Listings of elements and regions
□ □ □

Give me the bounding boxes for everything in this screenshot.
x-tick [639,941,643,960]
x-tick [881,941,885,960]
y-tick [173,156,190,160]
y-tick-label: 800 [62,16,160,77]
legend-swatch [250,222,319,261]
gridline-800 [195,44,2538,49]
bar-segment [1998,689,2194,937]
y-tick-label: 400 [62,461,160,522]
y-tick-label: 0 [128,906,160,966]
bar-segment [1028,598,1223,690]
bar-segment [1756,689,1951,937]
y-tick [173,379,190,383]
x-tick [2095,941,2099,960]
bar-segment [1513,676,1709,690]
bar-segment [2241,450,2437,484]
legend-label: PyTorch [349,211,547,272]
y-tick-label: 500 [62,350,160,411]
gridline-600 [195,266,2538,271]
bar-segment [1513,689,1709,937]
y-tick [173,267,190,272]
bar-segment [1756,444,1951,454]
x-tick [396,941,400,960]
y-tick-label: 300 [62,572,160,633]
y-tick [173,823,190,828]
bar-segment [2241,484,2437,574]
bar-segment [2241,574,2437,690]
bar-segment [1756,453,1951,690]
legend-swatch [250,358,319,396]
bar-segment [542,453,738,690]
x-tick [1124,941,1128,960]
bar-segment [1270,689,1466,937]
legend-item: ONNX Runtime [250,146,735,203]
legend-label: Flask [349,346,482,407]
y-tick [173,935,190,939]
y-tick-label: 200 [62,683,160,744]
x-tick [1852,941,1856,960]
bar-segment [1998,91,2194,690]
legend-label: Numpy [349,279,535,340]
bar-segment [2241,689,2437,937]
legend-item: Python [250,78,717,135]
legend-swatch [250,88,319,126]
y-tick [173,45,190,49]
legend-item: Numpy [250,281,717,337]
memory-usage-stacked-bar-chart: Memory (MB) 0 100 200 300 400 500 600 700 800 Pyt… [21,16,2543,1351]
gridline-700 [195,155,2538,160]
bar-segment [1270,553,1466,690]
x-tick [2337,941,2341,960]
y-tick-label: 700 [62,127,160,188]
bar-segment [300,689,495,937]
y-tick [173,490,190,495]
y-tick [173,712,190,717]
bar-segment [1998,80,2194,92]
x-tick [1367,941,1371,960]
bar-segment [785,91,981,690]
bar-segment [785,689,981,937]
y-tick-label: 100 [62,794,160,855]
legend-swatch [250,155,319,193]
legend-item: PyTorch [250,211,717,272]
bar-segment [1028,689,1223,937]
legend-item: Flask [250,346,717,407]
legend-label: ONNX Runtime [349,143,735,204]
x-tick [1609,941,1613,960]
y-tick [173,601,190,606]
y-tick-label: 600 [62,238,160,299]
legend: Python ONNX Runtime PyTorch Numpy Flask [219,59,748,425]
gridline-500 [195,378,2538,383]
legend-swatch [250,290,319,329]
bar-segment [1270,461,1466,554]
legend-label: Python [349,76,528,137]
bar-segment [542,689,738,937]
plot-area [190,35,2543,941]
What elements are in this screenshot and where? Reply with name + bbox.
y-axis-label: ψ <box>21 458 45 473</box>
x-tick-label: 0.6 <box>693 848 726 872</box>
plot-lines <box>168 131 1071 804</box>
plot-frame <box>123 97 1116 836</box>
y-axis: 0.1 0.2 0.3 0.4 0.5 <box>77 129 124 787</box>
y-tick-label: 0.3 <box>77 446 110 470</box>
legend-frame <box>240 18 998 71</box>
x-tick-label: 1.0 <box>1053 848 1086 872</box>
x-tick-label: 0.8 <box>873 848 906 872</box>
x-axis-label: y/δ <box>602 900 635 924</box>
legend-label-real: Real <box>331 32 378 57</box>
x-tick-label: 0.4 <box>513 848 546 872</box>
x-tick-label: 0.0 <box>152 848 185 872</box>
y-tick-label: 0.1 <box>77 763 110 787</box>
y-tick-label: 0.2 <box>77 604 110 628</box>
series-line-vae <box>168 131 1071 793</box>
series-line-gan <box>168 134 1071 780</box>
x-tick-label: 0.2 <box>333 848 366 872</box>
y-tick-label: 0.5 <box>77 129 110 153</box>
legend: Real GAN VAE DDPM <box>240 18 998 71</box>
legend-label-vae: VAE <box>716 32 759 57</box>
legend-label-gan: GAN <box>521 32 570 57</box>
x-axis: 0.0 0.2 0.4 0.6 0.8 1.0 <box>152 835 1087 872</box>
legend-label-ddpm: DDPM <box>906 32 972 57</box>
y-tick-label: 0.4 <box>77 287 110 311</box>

□ □ □

» **SHORT EXERCISE**
Return every line of the entries above verbatim, leaving each one unchanged.

» **WORKED ANSWER**
Give me the bounding boxes for everything in this screenshot.
x-tick [639,941,643,960]
x-tick [881,941,885,960]
y-tick [173,156,190,160]
y-tick-label: 800 [62,16,160,77]
legend-swatch [250,222,319,261]
gridline-800 [195,44,2538,49]
bar-segment [1998,689,2194,937]
y-tick-label: 400 [62,461,160,522]
y-tick-label: 0 [128,906,160,966]
bar-segment [1028,598,1223,690]
bar-segment [1756,689,1951,937]
y-tick [173,379,190,383]
x-tick [2095,941,2099,960]
bar-segment [1513,676,1709,690]
bar-segment [2241,450,2437,484]
legend-label: PyTorch [349,211,547,272]
y-tick-label: 500 [62,350,160,411]
gridline-600 [195,266,2538,271]
bar-segment [1513,689,1709,937]
y-tick [173,267,190,272]
bar-segment [1756,444,1951,454]
x-tick [396,941,400,960]
y-tick-label: 300 [62,572,160,633]
y-tick [173,823,190,828]
bar-segment [2241,484,2437,574]
bar-segment [2241,574,2437,690]
bar-segment [1756,453,1951,690]
legend-swatch [250,358,319,396]
bar-segment [542,453,738,690]
x-tick [1124,941,1128,960]
bar-segment [1270,689,1466,937]
legend-item: ONNX Runtime [250,146,735,203]
legend-label: Flask [349,346,482,407]
y-tick [173,935,190,939]
y-tick-label: 200 [62,683,160,744]
x-tick [1852,941,1856,960]
bar-segment [1998,91,2194,690]
legend-label: Numpy [349,279,535,340]
bar-segment [2241,689,2437,937]
legend-item: Python [250,78,717,135]
legend-swatch [250,88,319,126]
y-tick [173,45,190,49]
legend-item: Numpy [250,281,717,337]
memory-usage-stacked-bar-chart: Memory (MB) 0 100 200 300 400 500 600 700 800 Pyt… [21,16,2543,1351]
gridline-700 [195,155,2538,160]
bar-segment [1270,553,1466,690]
x-tick [2337,941,2341,960]
y-tick-label: 700 [62,127,160,188]
bar-segment [300,689,495,937]
y-tick [173,490,190,495]
y-tick [173,712,190,717]
bar-segment [1998,80,2194,92]
x-tick [1367,941,1371,960]
bar-segment [785,91,981,690]
bar-segment [785,689,981,937]
y-tick-label: 100 [62,794,160,855]
legend-swatch [250,155,319,193]
legend-item: PyTorch [250,211,717,272]
bar-segment [1028,689,1223,937]
legend-item: Flask [250,346,717,407]
legend-label: ONNX Runtime [349,143,735,204]
x-tick [1609,941,1613,960]
y-tick [173,601,190,606]
y-tick-label: 600 [62,238,160,299]
legend: Python ONNX Runtime PyTorch Numpy Flask [219,59,748,425]
gridline-500 [195,378,2538,383]
legend-swatch [250,290,319,329]
bar-segment [1270,461,1466,554]
legend-label: Python [349,76,528,137]
bar-segment [542,689,738,937]
plot-area [190,35,2543,941]
What elements are in this screenshot and where? Reply with name + bbox.
y-axis-label: ψ <box>21 458 45 473</box>
x-tick-label: 0.6 <box>693 848 726 872</box>
plot-lines <box>168 131 1071 804</box>
plot-frame <box>123 97 1116 836</box>
y-axis: 0.1 0.2 0.3 0.4 0.5 <box>77 129 124 787</box>
y-tick-label: 0.3 <box>77 446 110 470</box>
legend-frame <box>240 18 998 71</box>
x-tick-label: 1.0 <box>1053 848 1086 872</box>
x-tick-label: 0.8 <box>873 848 906 872</box>
x-axis-label: y/δ <box>602 900 635 924</box>
legend-label-real: Real <box>331 32 378 57</box>
x-tick-label: 0.4 <box>513 848 546 872</box>
x-tick-label: 0.0 <box>152 848 185 872</box>
y-tick-label: 0.1 <box>77 763 110 787</box>
y-tick-label: 0.2 <box>77 604 110 628</box>
series-line-vae <box>168 131 1071 793</box>
series-line-gan <box>168 134 1071 780</box>
x-tick-label: 0.2 <box>333 848 366 872</box>
y-tick-label: 0.5 <box>77 129 110 153</box>
legend: Real GAN VAE DDPM <box>240 18 998 71</box>
legend-label-vae: VAE <box>716 32 759 57</box>
legend-label-gan: GAN <box>521 32 570 57</box>
x-axis: 0.0 0.2 0.4 0.6 0.8 1.0 <box>152 835 1087 872</box>
legend-label-ddpm: DDPM <box>906 32 972 57</box>
y-tick-label: 0.4 <box>77 287 110 311</box>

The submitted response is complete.